Extracted material:
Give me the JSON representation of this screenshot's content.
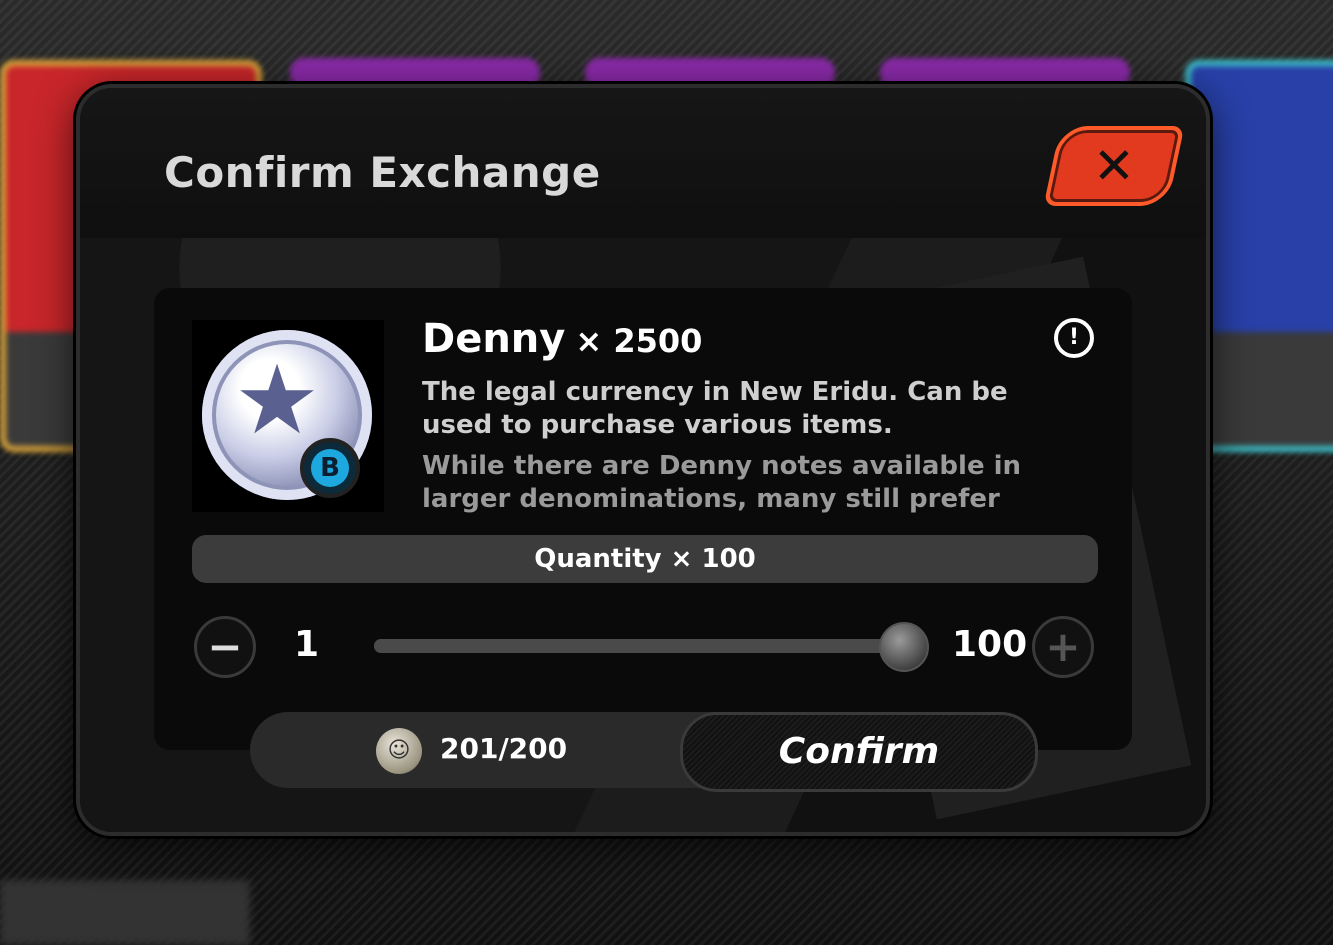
{
  "dialog": {
    "title": "Confirm Exchange",
    "close_symbol": "✕"
  },
  "item": {
    "name": "Denny",
    "amount": "× 2500",
    "icon": "denny-coin-icon",
    "rank": "B",
    "info_symbol": "!",
    "description": "The legal currency in New Eridu. Can be used to purchase various items.",
    "lore": "While there are Denny notes available in larger denominations, many still prefer"
  },
  "quantity": {
    "label": "Quantity × 100",
    "min": "1",
    "max": "100",
    "value": 100,
    "fraction": 1.0,
    "minus_symbol": "−",
    "plus_symbol": "+"
  },
  "cost": {
    "text": "201/200",
    "icon": "token-coin-icon"
  },
  "confirm": {
    "label": "Confirm"
  },
  "colors": {
    "close_button": "#e23a1e",
    "rank_badge": "#1ea8e0"
  }
}
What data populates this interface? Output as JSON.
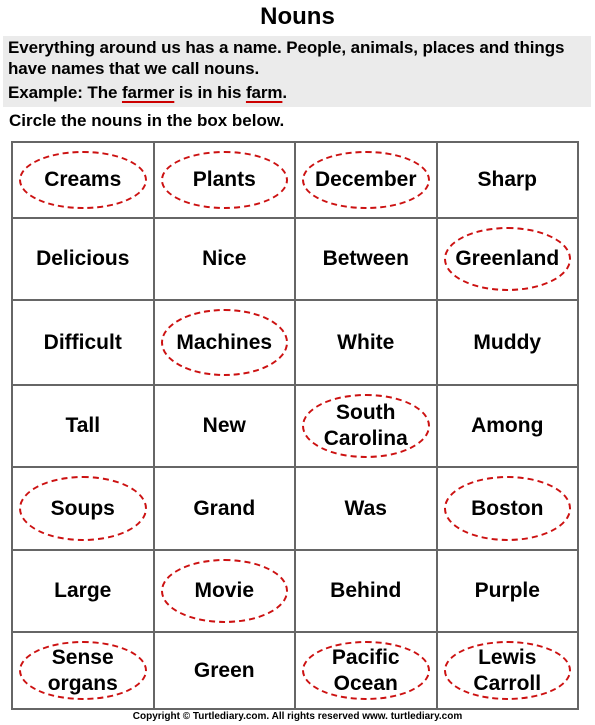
{
  "title": "Nouns",
  "intro": {
    "line1": "Everything around us has a name. People, animals, places and things",
    "line2": "have names that we call nouns.",
    "example_prefix": "Example: The ",
    "example_noun1": "farmer",
    "example_mid": " is in his ",
    "example_noun2": "farm",
    "example_suffix": "."
  },
  "instruction": "Circle the nouns in the box below.",
  "grid": {
    "rows": [
      [
        {
          "text": "Creams",
          "circled": true
        },
        {
          "text": "Plants",
          "circled": true
        },
        {
          "text": "December",
          "circled": true
        },
        {
          "text": "Sharp",
          "circled": false
        }
      ],
      [
        {
          "text": "Delicious",
          "circled": false
        },
        {
          "text": "Nice",
          "circled": false
        },
        {
          "text": "Between",
          "circled": false
        },
        {
          "text": "Greenland",
          "circled": true
        }
      ],
      [
        {
          "text": "Difficult",
          "circled": false
        },
        {
          "text": "Machines",
          "circled": true
        },
        {
          "text": "White",
          "circled": false
        },
        {
          "text": "Muddy",
          "circled": false
        }
      ],
      [
        {
          "text": "Tall",
          "circled": false
        },
        {
          "text": "New",
          "circled": false
        },
        {
          "text": "South Carolina",
          "circled": true
        },
        {
          "text": "Among",
          "circled": false
        }
      ],
      [
        {
          "text": "Soups",
          "circled": true
        },
        {
          "text": "Grand",
          "circled": false
        },
        {
          "text": "Was",
          "circled": false
        },
        {
          "text": "Boston",
          "circled": true
        }
      ],
      [
        {
          "text": "Large",
          "circled": false
        },
        {
          "text": "Movie",
          "circled": true
        },
        {
          "text": "Behind",
          "circled": false
        },
        {
          "text": "Purple",
          "circled": false
        }
      ],
      [
        {
          "text": "Sense organs",
          "circled": true
        },
        {
          "text": "Green",
          "circled": false
        },
        {
          "text": "Pacific Ocean",
          "circled": true
        },
        {
          "text": "Lewis Carroll",
          "circled": true
        }
      ]
    ]
  },
  "footer": "Copyright © Turtlediary.com. All rights reserved   www. turtlediary.com",
  "colors": {
    "circle": "#cc1111",
    "underline": "#cc0000",
    "intro_bg": "#ebebeb",
    "grid_border": "#666666"
  }
}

Objective: Repeat all the data as it stands, dropping any images it holds.

Final result:
Give me the JSON representation of this screenshot's content.
{
  "dialog": {
    "title": "Confirm Exchange",
    "close_symbol": "✕"
  },
  "item": {
    "name": "Denny",
    "amount": "× 2500",
    "icon": "denny-coin-icon",
    "rank": "B",
    "info_symbol": "!",
    "description": "The legal currency in New Eridu. Can be used to purchase various items.",
    "lore": "While there are Denny notes available in larger denominations, many still prefer"
  },
  "quantity": {
    "label": "Quantity × 100",
    "min": "1",
    "max": "100",
    "value": 100,
    "fraction": 1.0,
    "minus_symbol": "−",
    "plus_symbol": "+"
  },
  "cost": {
    "text": "201/200",
    "icon": "token-coin-icon"
  },
  "confirm": {
    "label": "Confirm"
  },
  "colors": {
    "close_button": "#e23a1e",
    "rank_badge": "#1ea8e0"
  }
}
What data populates this interface? Output as JSON.
{
  "title": "Nouns",
  "intro": {
    "line1": "Everything around us has a name. People, animals, places and things",
    "line2": "have names that we call nouns.",
    "example_prefix": "Example: The ",
    "example_noun1": "farmer",
    "example_mid": " is in his ",
    "example_noun2": "farm",
    "example_suffix": "."
  },
  "instruction": "Circle the nouns in the box below.",
  "grid": {
    "rows": [
      [
        {
          "text": "Creams",
          "circled": true
        },
        {
          "text": "Plants",
          "circled": true
        },
        {
          "text": "December",
          "circled": true
        },
        {
          "text": "Sharp",
          "circled": false
        }
      ],
      [
        {
          "text": "Delicious",
          "circled": false
        },
        {
          "text": "Nice",
          "circled": false
        },
        {
          "text": "Between",
          "circled": false
        },
        {
          "text": "Greenland",
          "circled": true
        }
      ],
      [
        {
          "text": "Difficult",
          "circled": false
        },
        {
          "text": "Machines",
          "circled": true
        },
        {
          "text": "White",
          "circled": false
        },
        {
          "text": "Muddy",
          "circled": false
        }
      ],
      [
        {
          "text": "Tall",
          "circled": false
        },
        {
          "text": "New",
          "circled": false
        },
        {
          "text": "South Carolina",
          "circled": true
        },
        {
          "text": "Among",
          "circled": false
        }
      ],
      [
        {
          "text": "Soups",
          "circled": true
        },
        {
          "text": "Grand",
          "circled": false
        },
        {
          "text": "Was",
          "circled": false
        },
        {
          "text": "Boston",
          "circled": true
        }
      ],
      [
        {
          "text": "Large",
          "circled": false
        },
        {
          "text": "Movie",
          "circled": true
        },
        {
          "text": "Behind",
          "circled": false
        },
        {
          "text": "Purple",
          "circled": false
        }
      ],
      [
        {
          "text": "Sense organs",
          "circled": true
        },
        {
          "text": "Green",
          "circled": false
        },
        {
          "text": "Pacific Ocean",
          "circled": true
        },
        {
          "text": "Lewis Carroll",
          "circled": true
        }
      ]
    ]
  },
  "footer": "Copyright © Turtlediary.com. All rights reserved   www. turtlediary.com",
  "colors": {
    "circle": "#cc1111",
    "underline": "#cc0000",
    "intro_bg": "#ebebeb",
    "grid_border": "#666666"
  }
}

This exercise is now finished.